* [Task instructions] Without the pictures, can you quote each line below exactly?
* start Extracted information *
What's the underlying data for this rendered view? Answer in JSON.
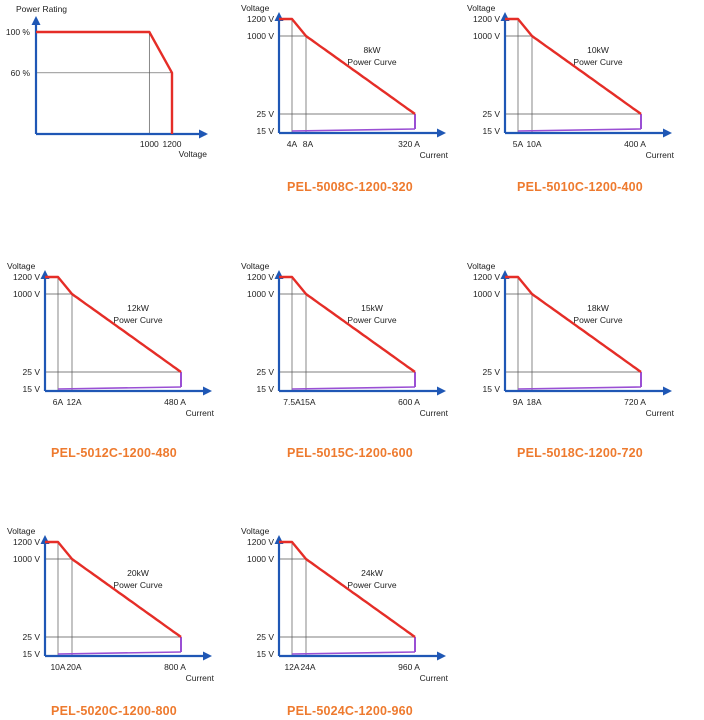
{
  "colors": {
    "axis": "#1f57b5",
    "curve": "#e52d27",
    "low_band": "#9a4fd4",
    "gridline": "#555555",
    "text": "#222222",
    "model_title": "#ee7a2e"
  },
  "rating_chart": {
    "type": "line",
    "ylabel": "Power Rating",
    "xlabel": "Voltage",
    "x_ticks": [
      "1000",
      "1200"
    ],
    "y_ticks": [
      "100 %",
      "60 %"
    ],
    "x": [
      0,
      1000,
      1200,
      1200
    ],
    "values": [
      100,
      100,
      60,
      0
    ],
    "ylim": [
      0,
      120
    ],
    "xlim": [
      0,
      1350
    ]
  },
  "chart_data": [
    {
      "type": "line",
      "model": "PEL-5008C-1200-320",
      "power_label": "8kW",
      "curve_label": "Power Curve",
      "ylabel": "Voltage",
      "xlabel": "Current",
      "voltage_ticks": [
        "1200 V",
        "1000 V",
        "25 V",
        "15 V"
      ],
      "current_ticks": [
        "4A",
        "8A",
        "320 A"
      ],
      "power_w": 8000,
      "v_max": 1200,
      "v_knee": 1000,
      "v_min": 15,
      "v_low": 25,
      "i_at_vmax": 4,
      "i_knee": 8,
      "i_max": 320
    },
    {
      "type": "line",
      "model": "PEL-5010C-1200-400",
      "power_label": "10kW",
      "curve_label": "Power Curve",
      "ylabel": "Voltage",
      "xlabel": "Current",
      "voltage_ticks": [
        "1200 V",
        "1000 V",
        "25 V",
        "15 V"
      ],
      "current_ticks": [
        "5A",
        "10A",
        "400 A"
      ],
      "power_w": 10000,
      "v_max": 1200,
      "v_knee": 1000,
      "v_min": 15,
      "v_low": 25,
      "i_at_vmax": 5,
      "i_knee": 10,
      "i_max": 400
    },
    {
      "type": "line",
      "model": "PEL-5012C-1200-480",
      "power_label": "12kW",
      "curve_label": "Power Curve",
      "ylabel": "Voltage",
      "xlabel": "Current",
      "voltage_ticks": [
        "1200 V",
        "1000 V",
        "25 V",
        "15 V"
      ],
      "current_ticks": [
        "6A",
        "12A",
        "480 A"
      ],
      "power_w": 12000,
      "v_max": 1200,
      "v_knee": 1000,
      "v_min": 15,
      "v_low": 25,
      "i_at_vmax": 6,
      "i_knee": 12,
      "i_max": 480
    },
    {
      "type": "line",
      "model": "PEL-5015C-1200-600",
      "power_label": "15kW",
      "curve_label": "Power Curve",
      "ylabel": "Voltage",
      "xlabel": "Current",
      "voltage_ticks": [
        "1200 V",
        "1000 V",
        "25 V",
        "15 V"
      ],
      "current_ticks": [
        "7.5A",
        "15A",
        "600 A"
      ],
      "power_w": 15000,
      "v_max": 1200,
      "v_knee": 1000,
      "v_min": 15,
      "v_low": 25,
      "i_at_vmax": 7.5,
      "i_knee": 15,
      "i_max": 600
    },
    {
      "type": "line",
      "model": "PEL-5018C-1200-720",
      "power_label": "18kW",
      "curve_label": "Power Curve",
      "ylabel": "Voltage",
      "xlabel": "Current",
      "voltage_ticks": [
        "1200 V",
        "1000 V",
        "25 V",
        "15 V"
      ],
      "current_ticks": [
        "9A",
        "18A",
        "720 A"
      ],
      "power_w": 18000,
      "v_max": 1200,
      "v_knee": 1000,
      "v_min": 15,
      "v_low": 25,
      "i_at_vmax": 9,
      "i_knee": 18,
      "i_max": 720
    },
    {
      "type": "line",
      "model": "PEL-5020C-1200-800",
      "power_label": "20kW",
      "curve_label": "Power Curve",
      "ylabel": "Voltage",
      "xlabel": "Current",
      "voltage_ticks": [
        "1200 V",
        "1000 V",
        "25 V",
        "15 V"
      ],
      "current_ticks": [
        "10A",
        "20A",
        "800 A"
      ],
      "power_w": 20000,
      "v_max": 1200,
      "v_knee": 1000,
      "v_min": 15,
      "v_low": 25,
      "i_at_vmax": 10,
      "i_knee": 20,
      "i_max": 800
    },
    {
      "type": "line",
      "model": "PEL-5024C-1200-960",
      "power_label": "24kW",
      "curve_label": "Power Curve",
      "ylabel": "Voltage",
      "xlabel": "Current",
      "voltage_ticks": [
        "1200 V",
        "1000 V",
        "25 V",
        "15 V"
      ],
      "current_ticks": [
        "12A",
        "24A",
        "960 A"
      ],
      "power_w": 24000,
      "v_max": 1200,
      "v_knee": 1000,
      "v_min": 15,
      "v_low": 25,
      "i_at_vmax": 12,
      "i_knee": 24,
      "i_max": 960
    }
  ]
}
* end Extracted information *
* [Response below]
What's the underlying data for this rendered view? Answer in JSON.
{
  "colors": {
    "axis": "#1f57b5",
    "curve": "#e52d27",
    "low_band": "#9a4fd4",
    "gridline": "#555555",
    "text": "#222222",
    "model_title": "#ee7a2e"
  },
  "rating_chart": {
    "type": "line",
    "ylabel": "Power Rating",
    "xlabel": "Voltage",
    "x_ticks": [
      "1000",
      "1200"
    ],
    "y_ticks": [
      "100 %",
      "60 %"
    ],
    "x": [
      0,
      1000,
      1200,
      1200
    ],
    "values": [
      100,
      100,
      60,
      0
    ],
    "ylim": [
      0,
      120
    ],
    "xlim": [
      0,
      1350
    ]
  },
  "chart_data": [
    {
      "type": "line",
      "model": "PEL-5008C-1200-320",
      "power_label": "8kW",
      "curve_label": "Power Curve",
      "ylabel": "Voltage",
      "xlabel": "Current",
      "voltage_ticks": [
        "1200 V",
        "1000 V",
        "25 V",
        "15 V"
      ],
      "current_ticks": [
        "4A",
        "8A",
        "320 A"
      ],
      "power_w": 8000,
      "v_max": 1200,
      "v_knee": 1000,
      "v_min": 15,
      "v_low": 25,
      "i_at_vmax": 4,
      "i_knee": 8,
      "i_max": 320
    },
    {
      "type": "line",
      "model": "PEL-5010C-1200-400",
      "power_label": "10kW",
      "curve_label": "Power Curve",
      "ylabel": "Voltage",
      "xlabel": "Current",
      "voltage_ticks": [
        "1200 V",
        "1000 V",
        "25 V",
        "15 V"
      ],
      "current_ticks": [
        "5A",
        "10A",
        "400 A"
      ],
      "power_w": 10000,
      "v_max": 1200,
      "v_knee": 1000,
      "v_min": 15,
      "v_low": 25,
      "i_at_vmax": 5,
      "i_knee": 10,
      "i_max": 400
    },
    {
      "type": "line",
      "model": "PEL-5012C-1200-480",
      "power_label": "12kW",
      "curve_label": "Power Curve",
      "ylabel": "Voltage",
      "xlabel": "Current",
      "voltage_ticks": [
        "1200 V",
        "1000 V",
        "25 V",
        "15 V"
      ],
      "current_ticks": [
        "6A",
        "12A",
        "480 A"
      ],
      "power_w": 12000,
      "v_max": 1200,
      "v_knee": 1000,
      "v_min": 15,
      "v_low": 25,
      "i_at_vmax": 6,
      "i_knee": 12,
      "i_max": 480
    },
    {
      "type": "line",
      "model": "PEL-5015C-1200-600",
      "power_label": "15kW",
      "curve_label": "Power Curve",
      "ylabel": "Voltage",
      "xlabel": "Current",
      "voltage_ticks": [
        "1200 V",
        "1000 V",
        "25 V",
        "15 V"
      ],
      "current_ticks": [
        "7.5A",
        "15A",
        "600 A"
      ],
      "power_w": 15000,
      "v_max": 1200,
      "v_knee": 1000,
      "v_min": 15,
      "v_low": 25,
      "i_at_vmax": 7.5,
      "i_knee": 15,
      "i_max": 600
    },
    {
      "type": "line",
      "model": "PEL-5018C-1200-720",
      "power_label": "18kW",
      "curve_label": "Power Curve",
      "ylabel": "Voltage",
      "xlabel": "Current",
      "voltage_ticks": [
        "1200 V",
        "1000 V",
        "25 V",
        "15 V"
      ],
      "current_ticks": [
        "9A",
        "18A",
        "720 A"
      ],
      "power_w": 18000,
      "v_max": 1200,
      "v_knee": 1000,
      "v_min": 15,
      "v_low": 25,
      "i_at_vmax": 9,
      "i_knee": 18,
      "i_max": 720
    },
    {
      "type": "line",
      "model": "PEL-5020C-1200-800",
      "power_label": "20kW",
      "curve_label": "Power Curve",
      "ylabel": "Voltage",
      "xlabel": "Current",
      "voltage_ticks": [
        "1200 V",
        "1000 V",
        "25 V",
        "15 V"
      ],
      "current_ticks": [
        "10A",
        "20A",
        "800 A"
      ],
      "power_w": 20000,
      "v_max": 1200,
      "v_knee": 1000,
      "v_min": 15,
      "v_low": 25,
      "i_at_vmax": 10,
      "i_knee": 20,
      "i_max": 800
    },
    {
      "type": "line",
      "model": "PEL-5024C-1200-960",
      "power_label": "24kW",
      "curve_label": "Power Curve",
      "ylabel": "Voltage",
      "xlabel": "Current",
      "voltage_ticks": [
        "1200 V",
        "1000 V",
        "25 V",
        "15 V"
      ],
      "current_ticks": [
        "12A",
        "24A",
        "960 A"
      ],
      "power_w": 24000,
      "v_max": 1200,
      "v_knee": 1000,
      "v_min": 15,
      "v_low": 25,
      "i_at_vmax": 12,
      "i_knee": 24,
      "i_max": 960
    }
  ]
}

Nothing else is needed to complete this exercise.